## Problem
Identify all lines in the listing that include the word "sich", and copy them out.

### Data for analysis ###

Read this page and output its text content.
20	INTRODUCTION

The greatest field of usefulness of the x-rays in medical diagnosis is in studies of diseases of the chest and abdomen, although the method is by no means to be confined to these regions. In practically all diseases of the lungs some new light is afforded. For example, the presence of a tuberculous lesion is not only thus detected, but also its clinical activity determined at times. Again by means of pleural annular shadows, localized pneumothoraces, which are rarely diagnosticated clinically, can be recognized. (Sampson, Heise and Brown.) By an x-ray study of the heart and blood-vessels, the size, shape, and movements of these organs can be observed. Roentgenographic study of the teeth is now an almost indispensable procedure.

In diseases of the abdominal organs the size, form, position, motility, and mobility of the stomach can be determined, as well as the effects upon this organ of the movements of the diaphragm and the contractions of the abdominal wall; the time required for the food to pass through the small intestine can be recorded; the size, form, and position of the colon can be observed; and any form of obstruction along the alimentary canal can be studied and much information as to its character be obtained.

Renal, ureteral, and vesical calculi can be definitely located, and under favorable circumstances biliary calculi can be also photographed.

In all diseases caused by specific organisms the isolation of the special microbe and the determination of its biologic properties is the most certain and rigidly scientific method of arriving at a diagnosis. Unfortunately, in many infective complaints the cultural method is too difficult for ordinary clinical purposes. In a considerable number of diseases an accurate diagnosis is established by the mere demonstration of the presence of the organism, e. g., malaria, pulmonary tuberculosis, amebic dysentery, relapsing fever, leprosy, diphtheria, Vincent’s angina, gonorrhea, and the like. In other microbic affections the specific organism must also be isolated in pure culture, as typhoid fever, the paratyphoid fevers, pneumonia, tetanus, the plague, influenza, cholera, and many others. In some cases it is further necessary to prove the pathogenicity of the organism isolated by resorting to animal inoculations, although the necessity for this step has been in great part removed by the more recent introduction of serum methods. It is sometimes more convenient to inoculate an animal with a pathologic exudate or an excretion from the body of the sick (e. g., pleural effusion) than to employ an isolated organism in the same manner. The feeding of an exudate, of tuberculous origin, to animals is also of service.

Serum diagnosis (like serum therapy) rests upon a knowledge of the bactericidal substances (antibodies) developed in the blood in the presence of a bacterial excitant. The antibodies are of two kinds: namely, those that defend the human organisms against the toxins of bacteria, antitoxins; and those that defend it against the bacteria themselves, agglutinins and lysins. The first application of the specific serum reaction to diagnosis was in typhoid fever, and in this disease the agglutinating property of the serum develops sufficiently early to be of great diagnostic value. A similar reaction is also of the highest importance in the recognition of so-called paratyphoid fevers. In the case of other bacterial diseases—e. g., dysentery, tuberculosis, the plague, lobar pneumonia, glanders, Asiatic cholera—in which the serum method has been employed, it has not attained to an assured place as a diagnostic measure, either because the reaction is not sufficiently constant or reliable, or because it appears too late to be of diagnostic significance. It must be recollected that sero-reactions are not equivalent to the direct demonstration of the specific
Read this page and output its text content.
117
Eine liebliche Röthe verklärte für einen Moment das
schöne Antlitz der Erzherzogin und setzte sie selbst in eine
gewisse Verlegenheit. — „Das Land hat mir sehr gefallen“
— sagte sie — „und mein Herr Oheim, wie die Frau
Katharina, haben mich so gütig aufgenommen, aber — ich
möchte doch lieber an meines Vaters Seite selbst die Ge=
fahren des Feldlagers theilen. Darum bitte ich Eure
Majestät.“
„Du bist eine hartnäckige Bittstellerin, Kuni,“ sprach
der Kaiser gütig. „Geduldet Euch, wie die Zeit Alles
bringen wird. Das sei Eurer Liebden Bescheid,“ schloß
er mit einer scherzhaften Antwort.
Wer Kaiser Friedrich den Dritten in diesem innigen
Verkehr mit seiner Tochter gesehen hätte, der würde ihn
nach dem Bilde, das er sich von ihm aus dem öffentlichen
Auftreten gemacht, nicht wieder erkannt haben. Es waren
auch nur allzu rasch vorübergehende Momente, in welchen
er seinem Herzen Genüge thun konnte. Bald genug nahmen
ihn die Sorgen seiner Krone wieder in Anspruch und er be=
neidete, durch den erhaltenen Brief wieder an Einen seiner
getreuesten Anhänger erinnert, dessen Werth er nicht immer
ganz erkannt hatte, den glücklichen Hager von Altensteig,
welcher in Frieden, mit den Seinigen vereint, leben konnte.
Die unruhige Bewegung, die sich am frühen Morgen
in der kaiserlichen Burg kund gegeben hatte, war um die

###

## Exercise answer
nach dem Bilde, das er sich von ihm aus dem öffentlichen
Die unruhige Bewegung, die sich am frühen Morgen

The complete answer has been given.